_YOUR GOAL_
Are you able to retype all the records below exactly?

_WORKING DATA_

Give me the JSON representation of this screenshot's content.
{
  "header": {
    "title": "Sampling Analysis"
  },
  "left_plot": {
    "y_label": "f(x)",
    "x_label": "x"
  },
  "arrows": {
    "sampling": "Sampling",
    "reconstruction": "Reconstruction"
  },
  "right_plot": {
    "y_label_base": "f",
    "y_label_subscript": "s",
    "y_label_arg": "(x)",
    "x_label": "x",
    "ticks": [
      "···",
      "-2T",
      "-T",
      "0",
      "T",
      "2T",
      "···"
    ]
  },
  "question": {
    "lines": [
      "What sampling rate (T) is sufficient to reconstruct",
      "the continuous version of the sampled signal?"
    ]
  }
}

_FINISHED EXERCISE_
Give me the JSON representation of this screenshot's content.
{
  "header": {
    "title": "Sampling Analysis"
  },
  "left_plot": {
    "y_label": "f(x)",
    "x_label": "x"
  },
  "arrows": {
    "sampling": "Sampling",
    "reconstruction": "Reconstruction"
  },
  "right_plot": {
    "y_label_base": "f",
    "y_label_subscript": "s",
    "y_label_arg": "(x)",
    "x_label": "x",
    "ticks": [
      "···",
      "-2T",
      "-T",
      "0",
      "T",
      "2T",
      "···"
    ]
  },
  "question": {
    "lines": [
      "What sampling rate (T) is sufficient to reconstruct",
      "the continuous version of the sampled signal?"
    ]
  }
}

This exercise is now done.